*WRITTEN INSTRUCTION*
Filter this material down to the lines that hold "Pacific", copying each one.

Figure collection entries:
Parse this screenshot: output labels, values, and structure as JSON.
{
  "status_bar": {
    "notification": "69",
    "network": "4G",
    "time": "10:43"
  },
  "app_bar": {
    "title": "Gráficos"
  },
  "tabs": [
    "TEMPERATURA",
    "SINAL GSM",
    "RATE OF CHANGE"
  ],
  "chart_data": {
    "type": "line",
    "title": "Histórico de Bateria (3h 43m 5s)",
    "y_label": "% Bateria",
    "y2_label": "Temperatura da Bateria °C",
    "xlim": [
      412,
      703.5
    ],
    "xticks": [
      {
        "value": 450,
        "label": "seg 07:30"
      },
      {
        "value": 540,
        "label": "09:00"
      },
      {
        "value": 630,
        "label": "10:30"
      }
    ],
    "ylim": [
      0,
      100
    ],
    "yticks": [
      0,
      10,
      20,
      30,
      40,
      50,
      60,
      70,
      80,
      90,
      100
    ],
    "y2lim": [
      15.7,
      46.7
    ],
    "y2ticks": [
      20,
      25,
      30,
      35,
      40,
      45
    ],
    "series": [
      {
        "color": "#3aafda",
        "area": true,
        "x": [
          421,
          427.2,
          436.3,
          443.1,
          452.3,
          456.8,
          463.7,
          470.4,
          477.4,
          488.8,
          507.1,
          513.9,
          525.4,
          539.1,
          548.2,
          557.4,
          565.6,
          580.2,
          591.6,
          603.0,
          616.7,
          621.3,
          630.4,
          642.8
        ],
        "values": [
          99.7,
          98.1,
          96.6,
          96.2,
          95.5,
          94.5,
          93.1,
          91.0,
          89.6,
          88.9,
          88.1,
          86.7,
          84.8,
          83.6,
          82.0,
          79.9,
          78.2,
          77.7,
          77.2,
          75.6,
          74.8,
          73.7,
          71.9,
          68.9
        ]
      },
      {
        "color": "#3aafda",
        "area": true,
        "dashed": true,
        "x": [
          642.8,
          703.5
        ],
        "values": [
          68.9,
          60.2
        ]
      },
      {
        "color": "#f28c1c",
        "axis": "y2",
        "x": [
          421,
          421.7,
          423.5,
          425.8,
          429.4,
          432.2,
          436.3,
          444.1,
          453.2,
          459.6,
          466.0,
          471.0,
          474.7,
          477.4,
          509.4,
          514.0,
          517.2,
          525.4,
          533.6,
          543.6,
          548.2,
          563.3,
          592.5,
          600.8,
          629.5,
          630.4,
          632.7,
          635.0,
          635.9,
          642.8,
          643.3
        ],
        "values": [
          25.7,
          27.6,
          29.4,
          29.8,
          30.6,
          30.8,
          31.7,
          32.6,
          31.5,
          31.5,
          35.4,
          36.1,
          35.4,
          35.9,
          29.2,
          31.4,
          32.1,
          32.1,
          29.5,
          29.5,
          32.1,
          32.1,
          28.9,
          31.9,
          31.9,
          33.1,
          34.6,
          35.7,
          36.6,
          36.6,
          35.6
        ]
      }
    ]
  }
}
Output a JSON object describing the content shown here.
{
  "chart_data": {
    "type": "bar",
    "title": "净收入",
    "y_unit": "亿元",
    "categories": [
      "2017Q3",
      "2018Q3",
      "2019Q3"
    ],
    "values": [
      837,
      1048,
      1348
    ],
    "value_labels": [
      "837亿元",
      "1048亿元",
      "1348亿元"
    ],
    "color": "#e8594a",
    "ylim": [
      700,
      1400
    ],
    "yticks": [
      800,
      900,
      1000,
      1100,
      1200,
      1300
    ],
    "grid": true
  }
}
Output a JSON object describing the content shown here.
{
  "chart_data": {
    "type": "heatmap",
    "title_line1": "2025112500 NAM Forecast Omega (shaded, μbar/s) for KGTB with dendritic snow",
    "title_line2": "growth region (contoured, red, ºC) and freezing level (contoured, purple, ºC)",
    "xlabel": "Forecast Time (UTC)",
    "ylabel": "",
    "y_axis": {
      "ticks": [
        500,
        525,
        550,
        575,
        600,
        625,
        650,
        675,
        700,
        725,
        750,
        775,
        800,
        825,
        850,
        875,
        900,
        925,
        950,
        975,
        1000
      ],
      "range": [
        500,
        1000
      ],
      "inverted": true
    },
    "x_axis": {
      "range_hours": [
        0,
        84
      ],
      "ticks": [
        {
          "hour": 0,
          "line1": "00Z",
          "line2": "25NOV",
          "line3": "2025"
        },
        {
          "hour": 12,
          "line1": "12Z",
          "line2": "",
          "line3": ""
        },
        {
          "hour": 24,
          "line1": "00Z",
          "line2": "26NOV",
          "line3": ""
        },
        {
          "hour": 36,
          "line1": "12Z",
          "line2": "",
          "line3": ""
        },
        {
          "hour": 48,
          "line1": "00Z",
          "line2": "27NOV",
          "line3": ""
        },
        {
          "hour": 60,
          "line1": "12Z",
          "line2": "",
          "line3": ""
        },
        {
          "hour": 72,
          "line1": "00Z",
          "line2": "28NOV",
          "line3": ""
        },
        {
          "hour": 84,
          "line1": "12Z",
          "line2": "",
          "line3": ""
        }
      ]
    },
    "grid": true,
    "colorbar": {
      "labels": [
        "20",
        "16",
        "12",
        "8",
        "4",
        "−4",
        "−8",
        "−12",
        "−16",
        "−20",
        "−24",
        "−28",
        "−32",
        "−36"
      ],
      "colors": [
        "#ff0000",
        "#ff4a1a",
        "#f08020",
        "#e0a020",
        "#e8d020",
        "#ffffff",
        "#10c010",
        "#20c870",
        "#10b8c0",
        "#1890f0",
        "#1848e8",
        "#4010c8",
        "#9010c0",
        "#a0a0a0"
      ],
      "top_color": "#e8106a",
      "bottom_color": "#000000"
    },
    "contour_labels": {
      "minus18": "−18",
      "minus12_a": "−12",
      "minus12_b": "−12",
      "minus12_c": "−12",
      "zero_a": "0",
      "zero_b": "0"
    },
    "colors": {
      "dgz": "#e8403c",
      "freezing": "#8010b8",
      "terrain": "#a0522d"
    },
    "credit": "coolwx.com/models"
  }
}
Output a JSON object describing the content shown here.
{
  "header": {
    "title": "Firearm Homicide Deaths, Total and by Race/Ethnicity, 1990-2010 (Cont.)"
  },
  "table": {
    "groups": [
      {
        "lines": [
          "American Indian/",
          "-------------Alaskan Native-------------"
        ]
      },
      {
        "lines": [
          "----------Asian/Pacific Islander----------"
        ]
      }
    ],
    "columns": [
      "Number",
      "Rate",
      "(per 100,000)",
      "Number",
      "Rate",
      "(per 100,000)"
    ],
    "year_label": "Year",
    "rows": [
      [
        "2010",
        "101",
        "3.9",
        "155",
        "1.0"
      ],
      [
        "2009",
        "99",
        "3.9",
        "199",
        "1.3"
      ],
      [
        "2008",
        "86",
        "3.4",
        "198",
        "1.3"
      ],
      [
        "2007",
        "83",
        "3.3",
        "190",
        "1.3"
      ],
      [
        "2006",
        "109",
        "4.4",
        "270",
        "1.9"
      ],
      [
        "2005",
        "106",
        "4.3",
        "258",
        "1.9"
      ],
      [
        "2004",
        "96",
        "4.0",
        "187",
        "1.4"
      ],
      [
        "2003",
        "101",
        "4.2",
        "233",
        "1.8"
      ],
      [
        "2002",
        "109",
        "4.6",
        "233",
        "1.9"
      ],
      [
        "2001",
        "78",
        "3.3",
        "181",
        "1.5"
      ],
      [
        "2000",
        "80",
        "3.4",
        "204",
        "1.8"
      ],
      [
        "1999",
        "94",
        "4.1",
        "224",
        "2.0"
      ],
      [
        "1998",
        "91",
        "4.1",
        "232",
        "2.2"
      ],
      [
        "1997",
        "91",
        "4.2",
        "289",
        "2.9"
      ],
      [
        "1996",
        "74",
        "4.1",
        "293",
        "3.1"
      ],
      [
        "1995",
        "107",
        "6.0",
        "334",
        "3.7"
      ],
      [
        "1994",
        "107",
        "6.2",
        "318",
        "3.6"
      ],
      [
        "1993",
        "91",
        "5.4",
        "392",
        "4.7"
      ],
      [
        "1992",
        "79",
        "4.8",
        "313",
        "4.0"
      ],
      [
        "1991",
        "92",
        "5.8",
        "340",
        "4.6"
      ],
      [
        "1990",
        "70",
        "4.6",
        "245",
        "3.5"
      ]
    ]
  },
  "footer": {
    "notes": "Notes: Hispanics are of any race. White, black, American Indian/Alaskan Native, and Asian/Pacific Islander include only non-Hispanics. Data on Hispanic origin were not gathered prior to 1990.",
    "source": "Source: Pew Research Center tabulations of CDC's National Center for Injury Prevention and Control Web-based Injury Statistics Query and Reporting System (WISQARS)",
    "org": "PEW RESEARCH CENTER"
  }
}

*CORRECT ANSWER*
          "----------Asian/Pacific Islander----------"
    "notes": "Notes: Hispanics are of any race. White, black, American Indian/Alaskan Native, and Asian/Pacific Islander include only non-Hispanics. Data on Hispanic origin were not gathered prior to 1990.",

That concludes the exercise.